Tax form contributions will support the efforts of North Carolina non-profits, educational institutions, and medical facilities in their research to find a cure for Alzheimer’s.
These recommendations address the needs of caregivers and will require substantial initial expenditures. Over time, however, these policies have the potential to keep Alzheimer’s patients in their homes or communities and out of nursing homes.
7. Expand Project C.A.R.E.
Expanding Project C.A.R.E. will improve caregiver access to resources and respite care, especially in low-income and rural areas. Expanding the services that C.A.R.E. provides and budgeting for respite care will postpone nursing home placement.
8. Increase the accessibility and capacity of adult day care and respite services.
Adult day care and respite services could be expanded by raising the enrollment cap on the CAP/DA waiver and increasing state funding for respite programs like Project C.A.R.E. and FCSP (Family Caregiver Support Program).
9. Provide caregivers with tax incentives and unemployment benefits.
Caregiver incentives and unemployment benefits will increase caregiver flexibility and reduce caregiver stress. Caregiver benefits will also reduce reliance on Medicaid to care for Alzheimer’s patients. With more financial stability provided by unemployment benefits and tax incentives, fewer caregivers may feel the need to spend down their assets in order to qualify for Medicaid.
The following recommendations present high initial cost options. Yet they will be worthwhile and cost-effective in the long run as part of a wider legislative initiative.
10. Create financial incentives to encourage new long-term care organizations.
North Carolina currently has a low Medicaid reimbursement rate that is unattractive to long-term facilities housing Medicaid patients. Financial incentives will attract long-term care organizations that use innovative care or payment model systems and have demonstrated cost savings in other states.
11. Establish tax incentives for individuals working in geriatrics.
Tax deductions or credits for geriatric health care providers, direct care workers, and caseworkers will encourage expansion of capacity and care quality in these job fields.
12. Increase the Medicaid reimbursement rate and extend it to all disabled Medicaid beneficiaries.
Increasing the Medicaid reimbursement rate will expand nursing home access, allowing caregivers to work full-time and generate income that will contribute to higher tax revenue for the state.

■ **Task goal**
From the Alzheimer's policy recommendations above, pull out the stretch from "Tax form contributions" through "of nursing homes." word for word.

■ **Records shown**
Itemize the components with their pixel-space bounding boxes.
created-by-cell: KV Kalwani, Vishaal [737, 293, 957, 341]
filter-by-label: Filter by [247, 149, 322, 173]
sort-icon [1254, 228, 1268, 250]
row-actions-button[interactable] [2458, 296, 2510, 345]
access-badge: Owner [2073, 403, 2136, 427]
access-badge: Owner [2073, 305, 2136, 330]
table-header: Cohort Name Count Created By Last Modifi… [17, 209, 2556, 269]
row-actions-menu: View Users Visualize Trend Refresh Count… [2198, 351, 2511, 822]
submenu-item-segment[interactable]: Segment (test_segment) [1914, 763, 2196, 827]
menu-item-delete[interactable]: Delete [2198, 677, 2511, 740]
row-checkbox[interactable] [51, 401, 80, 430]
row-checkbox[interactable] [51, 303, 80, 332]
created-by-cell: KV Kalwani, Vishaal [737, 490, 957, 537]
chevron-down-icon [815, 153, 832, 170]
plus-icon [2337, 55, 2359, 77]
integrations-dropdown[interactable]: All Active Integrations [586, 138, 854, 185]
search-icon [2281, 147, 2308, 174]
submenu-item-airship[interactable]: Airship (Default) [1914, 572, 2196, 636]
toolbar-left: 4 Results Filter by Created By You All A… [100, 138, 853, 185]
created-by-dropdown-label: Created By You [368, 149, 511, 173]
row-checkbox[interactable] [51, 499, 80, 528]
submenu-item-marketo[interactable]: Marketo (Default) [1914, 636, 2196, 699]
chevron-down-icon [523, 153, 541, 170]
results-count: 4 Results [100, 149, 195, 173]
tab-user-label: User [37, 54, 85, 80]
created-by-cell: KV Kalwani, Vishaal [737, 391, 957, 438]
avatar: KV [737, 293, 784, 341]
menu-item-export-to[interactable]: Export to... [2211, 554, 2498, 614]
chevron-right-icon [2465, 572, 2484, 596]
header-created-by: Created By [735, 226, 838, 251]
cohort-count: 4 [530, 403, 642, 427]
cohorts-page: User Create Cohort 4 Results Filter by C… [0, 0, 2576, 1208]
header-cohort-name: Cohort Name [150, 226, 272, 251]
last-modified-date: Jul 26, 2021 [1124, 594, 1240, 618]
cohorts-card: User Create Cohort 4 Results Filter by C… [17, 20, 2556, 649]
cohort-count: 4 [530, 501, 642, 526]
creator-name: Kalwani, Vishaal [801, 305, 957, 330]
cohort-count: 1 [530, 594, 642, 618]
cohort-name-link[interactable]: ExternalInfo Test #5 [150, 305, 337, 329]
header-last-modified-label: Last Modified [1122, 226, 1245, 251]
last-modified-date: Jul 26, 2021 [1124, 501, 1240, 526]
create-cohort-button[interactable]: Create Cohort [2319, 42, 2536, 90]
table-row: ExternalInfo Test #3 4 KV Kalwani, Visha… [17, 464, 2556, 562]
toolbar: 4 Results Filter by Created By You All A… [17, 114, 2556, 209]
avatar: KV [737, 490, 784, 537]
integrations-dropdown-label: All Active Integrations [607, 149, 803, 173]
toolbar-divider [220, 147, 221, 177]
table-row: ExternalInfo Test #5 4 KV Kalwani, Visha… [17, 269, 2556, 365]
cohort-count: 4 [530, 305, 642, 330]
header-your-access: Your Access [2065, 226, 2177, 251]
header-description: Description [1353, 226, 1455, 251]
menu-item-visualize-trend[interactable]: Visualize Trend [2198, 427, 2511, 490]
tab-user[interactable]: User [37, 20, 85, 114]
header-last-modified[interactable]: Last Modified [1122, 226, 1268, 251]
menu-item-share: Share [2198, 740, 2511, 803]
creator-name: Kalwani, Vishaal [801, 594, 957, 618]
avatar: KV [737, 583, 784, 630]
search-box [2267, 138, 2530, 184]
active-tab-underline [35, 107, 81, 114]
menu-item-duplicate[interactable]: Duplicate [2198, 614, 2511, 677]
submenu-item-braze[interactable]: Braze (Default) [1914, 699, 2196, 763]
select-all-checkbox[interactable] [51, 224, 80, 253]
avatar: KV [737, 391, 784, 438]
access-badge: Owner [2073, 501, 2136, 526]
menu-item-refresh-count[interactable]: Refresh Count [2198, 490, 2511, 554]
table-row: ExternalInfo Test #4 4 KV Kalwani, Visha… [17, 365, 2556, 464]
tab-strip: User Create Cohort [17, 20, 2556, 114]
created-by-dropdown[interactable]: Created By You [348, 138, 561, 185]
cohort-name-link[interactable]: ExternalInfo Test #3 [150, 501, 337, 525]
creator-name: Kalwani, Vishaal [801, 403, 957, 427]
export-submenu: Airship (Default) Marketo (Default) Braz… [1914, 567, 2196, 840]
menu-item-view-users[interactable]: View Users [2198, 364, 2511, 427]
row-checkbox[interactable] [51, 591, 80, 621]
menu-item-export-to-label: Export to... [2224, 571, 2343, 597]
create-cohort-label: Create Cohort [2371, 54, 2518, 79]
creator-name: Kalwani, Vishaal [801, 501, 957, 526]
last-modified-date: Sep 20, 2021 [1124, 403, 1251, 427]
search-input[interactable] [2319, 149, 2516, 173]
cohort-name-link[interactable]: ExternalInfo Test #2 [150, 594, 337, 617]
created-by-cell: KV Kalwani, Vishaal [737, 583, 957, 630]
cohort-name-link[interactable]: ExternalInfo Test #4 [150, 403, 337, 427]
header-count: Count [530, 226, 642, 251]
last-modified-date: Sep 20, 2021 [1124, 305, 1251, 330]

■ **Exercise solution**
Tax form contributions will support the efforts of North Carolina non-profits, educational institutions, and medical facilities in their research to find a cure for Alzheimer’s.
These recommendations address the needs of caregivers and will require substantial initial expenditures. Over time, however, these policies have the potential to keep Alzheimer’s patients in their homes or communities and out of nursing homes.